Exercise aim ▸ Gather up every line from the entries below that uses the word "centro".

Records ▸

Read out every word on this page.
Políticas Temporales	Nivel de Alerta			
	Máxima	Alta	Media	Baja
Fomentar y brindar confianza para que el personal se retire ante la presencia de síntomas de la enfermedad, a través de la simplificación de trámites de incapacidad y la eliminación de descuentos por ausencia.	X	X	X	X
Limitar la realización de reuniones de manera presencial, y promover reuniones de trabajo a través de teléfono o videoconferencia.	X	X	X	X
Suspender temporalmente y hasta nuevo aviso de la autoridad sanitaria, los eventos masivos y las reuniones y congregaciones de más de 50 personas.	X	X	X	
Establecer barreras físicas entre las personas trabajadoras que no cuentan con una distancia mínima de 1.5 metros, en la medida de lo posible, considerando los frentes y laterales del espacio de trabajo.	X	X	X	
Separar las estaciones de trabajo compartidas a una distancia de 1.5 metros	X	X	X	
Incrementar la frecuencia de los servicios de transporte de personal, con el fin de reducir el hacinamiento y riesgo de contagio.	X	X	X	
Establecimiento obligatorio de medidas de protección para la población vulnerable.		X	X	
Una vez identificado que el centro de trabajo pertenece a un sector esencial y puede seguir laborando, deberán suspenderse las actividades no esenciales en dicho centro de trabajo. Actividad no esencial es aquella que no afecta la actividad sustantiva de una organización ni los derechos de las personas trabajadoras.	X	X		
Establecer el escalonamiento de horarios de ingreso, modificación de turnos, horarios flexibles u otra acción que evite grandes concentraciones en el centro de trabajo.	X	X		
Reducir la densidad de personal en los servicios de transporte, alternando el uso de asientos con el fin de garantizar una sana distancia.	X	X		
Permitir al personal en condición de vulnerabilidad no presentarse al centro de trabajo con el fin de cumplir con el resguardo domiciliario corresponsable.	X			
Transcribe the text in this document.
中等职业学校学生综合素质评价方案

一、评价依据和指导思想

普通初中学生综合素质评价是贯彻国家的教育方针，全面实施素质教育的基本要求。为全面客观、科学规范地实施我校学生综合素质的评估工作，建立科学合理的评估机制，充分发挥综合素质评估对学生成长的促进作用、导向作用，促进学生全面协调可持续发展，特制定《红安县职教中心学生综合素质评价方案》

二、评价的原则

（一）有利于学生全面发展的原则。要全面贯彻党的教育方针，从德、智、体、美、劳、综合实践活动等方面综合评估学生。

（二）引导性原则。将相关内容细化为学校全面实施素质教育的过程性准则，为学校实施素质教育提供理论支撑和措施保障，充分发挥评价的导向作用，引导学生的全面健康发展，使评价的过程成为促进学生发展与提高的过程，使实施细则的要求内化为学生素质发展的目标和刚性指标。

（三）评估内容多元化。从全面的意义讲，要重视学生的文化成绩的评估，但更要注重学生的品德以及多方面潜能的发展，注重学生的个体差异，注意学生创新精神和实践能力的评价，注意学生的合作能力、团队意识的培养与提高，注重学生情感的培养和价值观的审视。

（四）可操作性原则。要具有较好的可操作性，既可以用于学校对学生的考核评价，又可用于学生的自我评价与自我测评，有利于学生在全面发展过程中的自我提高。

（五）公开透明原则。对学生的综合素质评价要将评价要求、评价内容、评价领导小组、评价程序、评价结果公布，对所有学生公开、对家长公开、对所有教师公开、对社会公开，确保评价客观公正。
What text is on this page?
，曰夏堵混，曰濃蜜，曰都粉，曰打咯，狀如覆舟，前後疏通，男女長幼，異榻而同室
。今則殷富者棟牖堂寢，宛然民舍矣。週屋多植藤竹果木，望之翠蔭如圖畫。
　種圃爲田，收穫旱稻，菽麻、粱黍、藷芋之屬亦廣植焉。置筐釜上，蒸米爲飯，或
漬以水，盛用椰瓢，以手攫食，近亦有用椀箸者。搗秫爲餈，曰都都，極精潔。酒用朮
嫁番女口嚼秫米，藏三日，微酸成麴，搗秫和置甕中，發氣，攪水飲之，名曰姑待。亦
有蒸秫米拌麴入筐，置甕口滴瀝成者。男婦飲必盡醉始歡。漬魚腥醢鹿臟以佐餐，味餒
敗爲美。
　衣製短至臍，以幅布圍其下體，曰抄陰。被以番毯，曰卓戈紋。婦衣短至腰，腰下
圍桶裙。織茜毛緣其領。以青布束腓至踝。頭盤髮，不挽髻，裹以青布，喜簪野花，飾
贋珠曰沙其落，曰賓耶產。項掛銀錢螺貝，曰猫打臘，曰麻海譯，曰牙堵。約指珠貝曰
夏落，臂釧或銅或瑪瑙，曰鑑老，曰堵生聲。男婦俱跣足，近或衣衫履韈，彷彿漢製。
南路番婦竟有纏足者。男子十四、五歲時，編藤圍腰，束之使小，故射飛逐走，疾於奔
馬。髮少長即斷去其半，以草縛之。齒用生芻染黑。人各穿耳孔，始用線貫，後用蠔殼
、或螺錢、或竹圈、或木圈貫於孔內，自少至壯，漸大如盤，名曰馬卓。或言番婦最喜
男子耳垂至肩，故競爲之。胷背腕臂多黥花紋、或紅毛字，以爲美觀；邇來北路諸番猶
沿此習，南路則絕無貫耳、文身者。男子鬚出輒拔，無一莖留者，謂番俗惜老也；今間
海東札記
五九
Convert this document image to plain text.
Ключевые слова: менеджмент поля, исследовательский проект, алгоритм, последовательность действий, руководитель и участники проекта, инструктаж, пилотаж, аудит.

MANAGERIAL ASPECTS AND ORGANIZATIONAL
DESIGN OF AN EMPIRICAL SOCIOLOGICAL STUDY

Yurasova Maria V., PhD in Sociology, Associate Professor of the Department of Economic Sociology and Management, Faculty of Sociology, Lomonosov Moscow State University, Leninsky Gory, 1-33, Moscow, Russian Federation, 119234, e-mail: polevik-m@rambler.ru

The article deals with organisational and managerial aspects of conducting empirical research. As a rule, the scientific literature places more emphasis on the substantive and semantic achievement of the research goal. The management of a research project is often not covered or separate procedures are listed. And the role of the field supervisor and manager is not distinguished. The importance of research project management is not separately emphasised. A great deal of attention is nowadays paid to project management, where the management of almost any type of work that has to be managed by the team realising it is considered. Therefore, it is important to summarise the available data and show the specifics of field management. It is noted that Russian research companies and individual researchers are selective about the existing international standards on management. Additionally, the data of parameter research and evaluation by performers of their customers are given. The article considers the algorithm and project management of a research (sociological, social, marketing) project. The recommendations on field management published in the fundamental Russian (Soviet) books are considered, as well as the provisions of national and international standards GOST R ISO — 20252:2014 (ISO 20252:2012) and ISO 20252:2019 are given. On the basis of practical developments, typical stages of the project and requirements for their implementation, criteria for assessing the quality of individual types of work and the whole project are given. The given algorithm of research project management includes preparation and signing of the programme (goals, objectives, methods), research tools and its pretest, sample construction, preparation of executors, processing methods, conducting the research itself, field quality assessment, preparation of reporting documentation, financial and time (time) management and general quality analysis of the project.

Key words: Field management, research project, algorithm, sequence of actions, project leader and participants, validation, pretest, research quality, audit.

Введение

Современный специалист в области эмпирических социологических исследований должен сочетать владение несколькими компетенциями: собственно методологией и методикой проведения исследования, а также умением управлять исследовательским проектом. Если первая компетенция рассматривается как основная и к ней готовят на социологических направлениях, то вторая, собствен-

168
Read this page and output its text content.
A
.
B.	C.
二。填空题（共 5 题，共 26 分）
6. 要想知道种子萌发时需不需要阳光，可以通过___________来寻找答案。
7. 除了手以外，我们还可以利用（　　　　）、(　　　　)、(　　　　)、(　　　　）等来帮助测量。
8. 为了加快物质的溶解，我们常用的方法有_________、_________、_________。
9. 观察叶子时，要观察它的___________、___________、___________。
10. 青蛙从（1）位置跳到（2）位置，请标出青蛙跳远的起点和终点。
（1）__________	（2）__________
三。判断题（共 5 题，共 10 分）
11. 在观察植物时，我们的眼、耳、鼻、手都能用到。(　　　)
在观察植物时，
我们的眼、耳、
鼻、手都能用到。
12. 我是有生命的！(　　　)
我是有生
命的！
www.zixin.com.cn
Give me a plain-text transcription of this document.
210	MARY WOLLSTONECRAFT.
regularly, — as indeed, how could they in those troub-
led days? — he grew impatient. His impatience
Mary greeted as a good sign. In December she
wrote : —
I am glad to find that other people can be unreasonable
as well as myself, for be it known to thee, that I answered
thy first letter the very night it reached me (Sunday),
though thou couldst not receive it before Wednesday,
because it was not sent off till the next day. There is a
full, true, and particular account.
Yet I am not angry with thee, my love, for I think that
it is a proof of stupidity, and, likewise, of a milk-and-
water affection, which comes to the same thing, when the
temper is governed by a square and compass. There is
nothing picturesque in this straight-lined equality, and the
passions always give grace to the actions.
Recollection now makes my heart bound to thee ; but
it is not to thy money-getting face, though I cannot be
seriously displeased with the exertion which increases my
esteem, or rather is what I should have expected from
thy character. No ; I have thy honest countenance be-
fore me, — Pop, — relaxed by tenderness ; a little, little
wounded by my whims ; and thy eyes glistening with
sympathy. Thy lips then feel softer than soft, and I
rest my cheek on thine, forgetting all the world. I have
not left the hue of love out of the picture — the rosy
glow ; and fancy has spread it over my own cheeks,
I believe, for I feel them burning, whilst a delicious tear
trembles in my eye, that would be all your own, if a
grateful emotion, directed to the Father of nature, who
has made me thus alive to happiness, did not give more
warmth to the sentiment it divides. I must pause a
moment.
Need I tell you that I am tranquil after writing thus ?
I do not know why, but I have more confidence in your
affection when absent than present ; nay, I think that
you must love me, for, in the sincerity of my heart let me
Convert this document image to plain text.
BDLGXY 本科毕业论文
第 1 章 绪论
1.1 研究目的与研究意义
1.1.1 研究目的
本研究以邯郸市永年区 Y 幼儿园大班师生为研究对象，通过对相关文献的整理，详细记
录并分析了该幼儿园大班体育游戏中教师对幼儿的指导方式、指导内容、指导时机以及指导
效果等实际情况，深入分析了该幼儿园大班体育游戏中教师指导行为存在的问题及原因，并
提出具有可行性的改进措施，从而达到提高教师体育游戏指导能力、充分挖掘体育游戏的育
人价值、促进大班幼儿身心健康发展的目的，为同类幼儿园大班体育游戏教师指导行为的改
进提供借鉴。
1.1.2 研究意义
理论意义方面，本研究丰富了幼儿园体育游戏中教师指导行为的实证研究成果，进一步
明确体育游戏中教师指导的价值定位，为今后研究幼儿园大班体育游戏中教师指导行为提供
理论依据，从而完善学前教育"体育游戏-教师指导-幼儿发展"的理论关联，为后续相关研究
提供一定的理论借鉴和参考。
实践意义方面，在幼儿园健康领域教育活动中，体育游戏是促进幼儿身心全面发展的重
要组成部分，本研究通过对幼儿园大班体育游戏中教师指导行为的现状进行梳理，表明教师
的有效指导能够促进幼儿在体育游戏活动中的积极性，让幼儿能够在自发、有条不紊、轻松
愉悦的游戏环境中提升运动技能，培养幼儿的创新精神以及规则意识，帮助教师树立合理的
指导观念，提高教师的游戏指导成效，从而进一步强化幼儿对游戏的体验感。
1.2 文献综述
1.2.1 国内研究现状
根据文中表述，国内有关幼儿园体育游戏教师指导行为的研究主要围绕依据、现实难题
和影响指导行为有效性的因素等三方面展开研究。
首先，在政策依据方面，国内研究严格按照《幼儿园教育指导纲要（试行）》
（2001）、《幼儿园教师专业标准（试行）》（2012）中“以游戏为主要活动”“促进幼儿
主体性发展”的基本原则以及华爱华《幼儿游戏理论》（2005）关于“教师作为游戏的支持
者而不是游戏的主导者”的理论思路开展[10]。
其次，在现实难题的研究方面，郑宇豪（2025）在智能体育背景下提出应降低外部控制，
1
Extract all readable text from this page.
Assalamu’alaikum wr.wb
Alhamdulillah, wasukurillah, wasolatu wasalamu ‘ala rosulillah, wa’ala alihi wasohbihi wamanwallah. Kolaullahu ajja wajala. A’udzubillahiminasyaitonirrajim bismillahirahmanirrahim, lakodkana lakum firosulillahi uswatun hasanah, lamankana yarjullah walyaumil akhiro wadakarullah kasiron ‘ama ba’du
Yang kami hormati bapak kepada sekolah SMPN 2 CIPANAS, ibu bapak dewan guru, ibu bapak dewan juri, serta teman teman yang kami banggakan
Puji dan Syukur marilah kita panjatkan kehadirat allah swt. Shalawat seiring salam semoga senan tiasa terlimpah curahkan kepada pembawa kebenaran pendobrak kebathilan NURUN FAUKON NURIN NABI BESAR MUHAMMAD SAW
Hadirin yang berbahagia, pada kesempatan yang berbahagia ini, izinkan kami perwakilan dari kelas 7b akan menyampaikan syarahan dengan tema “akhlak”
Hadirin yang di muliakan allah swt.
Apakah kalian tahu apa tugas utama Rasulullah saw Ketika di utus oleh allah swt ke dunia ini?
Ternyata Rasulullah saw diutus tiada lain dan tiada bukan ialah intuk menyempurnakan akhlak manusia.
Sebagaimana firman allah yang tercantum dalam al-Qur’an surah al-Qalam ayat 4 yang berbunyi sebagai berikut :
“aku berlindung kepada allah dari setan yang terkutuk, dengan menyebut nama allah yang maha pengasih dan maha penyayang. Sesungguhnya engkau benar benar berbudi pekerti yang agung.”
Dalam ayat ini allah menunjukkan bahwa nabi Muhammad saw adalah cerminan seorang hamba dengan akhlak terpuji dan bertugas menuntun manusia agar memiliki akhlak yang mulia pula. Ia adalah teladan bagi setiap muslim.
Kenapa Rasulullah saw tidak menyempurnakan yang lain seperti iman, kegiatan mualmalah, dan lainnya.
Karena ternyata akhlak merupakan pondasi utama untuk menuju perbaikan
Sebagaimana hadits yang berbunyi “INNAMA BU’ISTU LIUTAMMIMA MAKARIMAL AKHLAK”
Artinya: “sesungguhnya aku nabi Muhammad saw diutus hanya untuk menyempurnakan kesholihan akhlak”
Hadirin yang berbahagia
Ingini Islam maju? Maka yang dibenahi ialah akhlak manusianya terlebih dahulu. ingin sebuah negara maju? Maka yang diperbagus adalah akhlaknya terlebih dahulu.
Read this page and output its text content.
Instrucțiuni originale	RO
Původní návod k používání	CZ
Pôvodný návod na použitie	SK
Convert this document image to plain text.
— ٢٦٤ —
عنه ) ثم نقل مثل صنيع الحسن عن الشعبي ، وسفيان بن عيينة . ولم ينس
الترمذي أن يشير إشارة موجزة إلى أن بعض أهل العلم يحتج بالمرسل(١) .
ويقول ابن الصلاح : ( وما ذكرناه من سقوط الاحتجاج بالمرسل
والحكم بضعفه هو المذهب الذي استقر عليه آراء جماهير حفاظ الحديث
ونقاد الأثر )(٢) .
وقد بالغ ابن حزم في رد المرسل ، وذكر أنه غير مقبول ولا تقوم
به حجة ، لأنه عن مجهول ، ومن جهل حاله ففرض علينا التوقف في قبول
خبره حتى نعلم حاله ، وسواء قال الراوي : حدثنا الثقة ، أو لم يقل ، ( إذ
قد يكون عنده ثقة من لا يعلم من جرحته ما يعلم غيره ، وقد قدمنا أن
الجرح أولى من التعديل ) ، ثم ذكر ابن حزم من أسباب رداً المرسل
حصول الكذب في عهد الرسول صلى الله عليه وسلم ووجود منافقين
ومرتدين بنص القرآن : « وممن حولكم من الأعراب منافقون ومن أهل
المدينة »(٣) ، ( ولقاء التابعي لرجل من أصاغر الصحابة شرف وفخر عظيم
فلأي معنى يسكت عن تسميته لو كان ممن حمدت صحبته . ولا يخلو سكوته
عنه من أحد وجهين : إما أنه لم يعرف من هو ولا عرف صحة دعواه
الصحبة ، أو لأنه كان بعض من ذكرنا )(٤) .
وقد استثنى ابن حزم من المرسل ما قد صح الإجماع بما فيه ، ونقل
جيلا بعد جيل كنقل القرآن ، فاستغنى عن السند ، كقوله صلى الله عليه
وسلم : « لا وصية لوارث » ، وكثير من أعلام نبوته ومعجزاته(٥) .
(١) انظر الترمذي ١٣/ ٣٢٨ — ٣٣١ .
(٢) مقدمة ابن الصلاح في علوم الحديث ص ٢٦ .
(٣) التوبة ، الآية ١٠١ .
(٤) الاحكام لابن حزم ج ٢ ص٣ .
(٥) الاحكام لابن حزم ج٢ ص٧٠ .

Task response ▸
Una vez identificado que el centro de trabajo pertenece a un sector esencial y puede seguir laborando, deberán suspenderse las actividades no esenciales en dicho centro de trabajo. Actividad no esencial es aquella que no afecta la actividad sustantiva de una organización ni los derechos de las personas trabajadoras.	X	X		
Establecer el escalonamiento de horarios de ingreso, modificación de turnos, horarios flexibles u otra acción que evite grandes concentraciones en el centro de trabajo.	X	X		
Permitir al personal en condición de vulnerabilidad no presentarse al centro de trabajo con el fin de cumplir con el resguardo domiciliario corresponsable.	X			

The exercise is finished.